■ Set tasks
- 1) Reproduce word for word the part of the IKE key exchange passage starting with "For Child SA" and going on through "additional shared keys.".
- 2) Write the next part of the IKE key exchange passage, picking up right after its final sentence.

■ Page
[start]

For Child SA creation or rekey:
KEYMAT = prf+ (SK_d, SK(0) | Ni | Nr | SK(1) | ... | SK(n))
In both cases, SK_d comes from the existing IKE SA, and the keying material is derived from SK(0), Ni, Nr, and additional shared keys.
[Initiator] [Responder]
| |
| ------ IKE_SA_INIT ------> |
| |
|<------ IKE_SA_INIT ------> |
| |
|------ IKE_AUTH ----------> |
| |
|<------ IKE_AUTH ---------->|
| |
|---- CREATE_CHILD_SA -----> |
| |
|<---- CREATE_CHILD_SA ----->|
| |
|--- IKE_FOLLOWUP_KE ------> |
| |
|<--- IKE_FOLLOWUP_KE ------>|
Choosing the Method
The choice between using IKE_INTERMEDIATE or IKE_FOLLOWUP_KE exchanges depends on the peers’ security policies. If the initial Child SA must be quantum secure, negotiating additional key exchanges through IKE_INTERMEDIATE exchanges may be preferable.

[end]

Saved entries
[start]

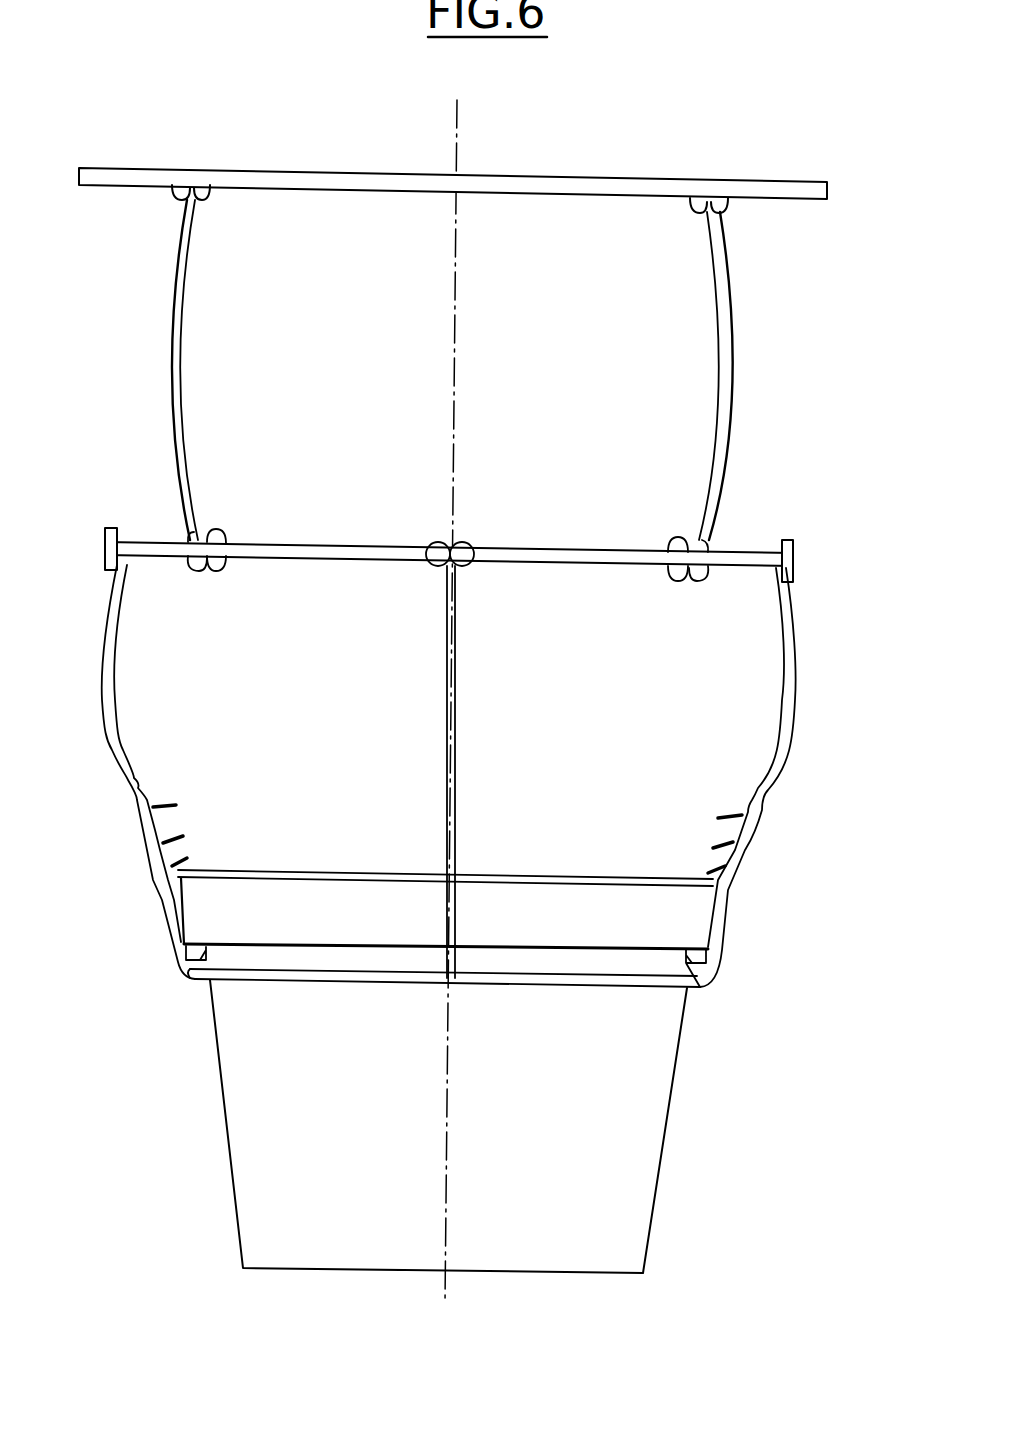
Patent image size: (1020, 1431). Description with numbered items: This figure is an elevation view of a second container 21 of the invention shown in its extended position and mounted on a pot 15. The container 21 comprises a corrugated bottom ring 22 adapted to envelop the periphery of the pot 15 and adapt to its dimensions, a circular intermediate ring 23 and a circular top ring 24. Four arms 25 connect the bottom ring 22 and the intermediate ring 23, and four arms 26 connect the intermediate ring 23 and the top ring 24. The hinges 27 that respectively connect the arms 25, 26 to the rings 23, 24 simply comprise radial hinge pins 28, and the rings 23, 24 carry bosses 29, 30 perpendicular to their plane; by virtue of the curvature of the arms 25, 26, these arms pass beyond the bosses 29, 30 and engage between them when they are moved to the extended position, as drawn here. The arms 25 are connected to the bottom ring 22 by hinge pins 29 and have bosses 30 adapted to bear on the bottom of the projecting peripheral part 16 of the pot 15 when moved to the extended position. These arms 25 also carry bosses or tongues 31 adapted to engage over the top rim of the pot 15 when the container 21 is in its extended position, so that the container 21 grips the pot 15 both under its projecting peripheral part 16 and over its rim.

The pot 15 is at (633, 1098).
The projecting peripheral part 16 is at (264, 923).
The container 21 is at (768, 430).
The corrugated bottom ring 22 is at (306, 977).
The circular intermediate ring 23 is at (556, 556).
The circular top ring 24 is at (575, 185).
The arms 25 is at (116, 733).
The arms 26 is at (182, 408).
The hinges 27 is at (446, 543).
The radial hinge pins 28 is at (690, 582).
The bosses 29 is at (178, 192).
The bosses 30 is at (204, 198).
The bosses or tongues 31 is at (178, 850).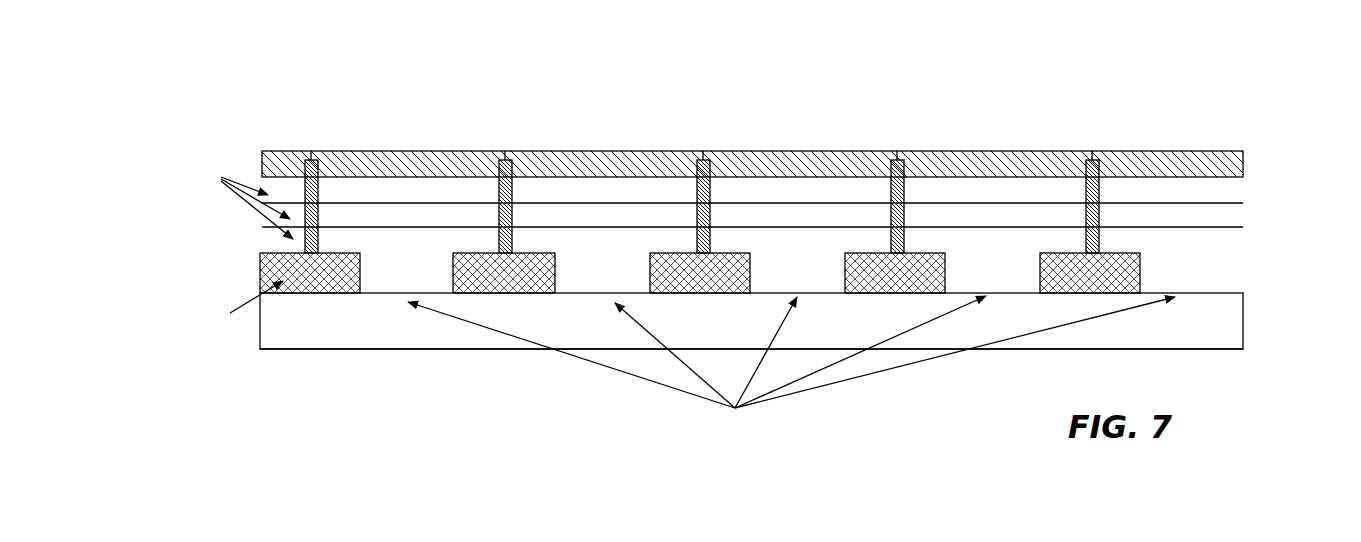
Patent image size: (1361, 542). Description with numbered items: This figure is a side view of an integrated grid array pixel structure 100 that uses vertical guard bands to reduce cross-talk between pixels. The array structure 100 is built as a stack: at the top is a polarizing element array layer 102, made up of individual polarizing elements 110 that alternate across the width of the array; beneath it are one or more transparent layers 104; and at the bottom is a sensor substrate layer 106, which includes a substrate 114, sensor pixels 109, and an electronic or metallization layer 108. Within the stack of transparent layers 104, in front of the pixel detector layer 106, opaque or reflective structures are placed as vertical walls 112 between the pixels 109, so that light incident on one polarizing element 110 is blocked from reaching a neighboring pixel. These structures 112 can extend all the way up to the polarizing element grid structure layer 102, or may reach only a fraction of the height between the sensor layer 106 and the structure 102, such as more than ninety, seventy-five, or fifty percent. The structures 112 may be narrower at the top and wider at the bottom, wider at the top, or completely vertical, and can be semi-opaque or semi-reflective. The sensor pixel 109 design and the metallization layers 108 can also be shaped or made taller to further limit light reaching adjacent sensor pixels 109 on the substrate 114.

[end]

■ Answers for the exercise
- 1)
For Child SA creation or rekey:
KEYMAT = prf+ (SK_d, SK(0) | Ni | Nr | SK(1) | ... | SK(n))
In both cases, SK_d comes from the existing IKE SA, and the keying material is derived from SK(0), Ni, Nr, and additional shared keys.

- 2)
BLAST Integration in IKEv2
Qrypt solution leverages RFC9370 specification that describes a method to perform multiple successive key exchanges in IKEv2. Qrypt keys are generated independently on each endpoint, however, to establish the same set of keys, parties must exchange the associated key metadata. Additional IKEv2 key exchanges are used to exchange the metadata.
The BLAST Protocol
BLAST is the protocol used to eliminate key transmission and safeguard data against the Harvest Now Decrypt Later (HNDL) attack.
- The BLAST architecture enables generation of identical keys at multiple endpoints, so they are never distributed.
- Caches of random allow for sampling by multiple clients – with time and usage controls that trigger cache shredding.
- Client locally extracts keys from returned random – not even Qrypt can determine the keys.
- No dedicated channels or infrastructure required – unlike quantum key distribution (QKD).
Walk-through
- Client A determines the key generation requirements: BLAST servers to be used, the sampling seeds, and extraction parameters
- Clients share the key generation requirements – seeds, extraction parameters.
- Each client independently samples BLAST APIs, assembling identical blocks of random on each client.
- Clients locally extracts keys - resulting in identical encryption keys which were never distributed.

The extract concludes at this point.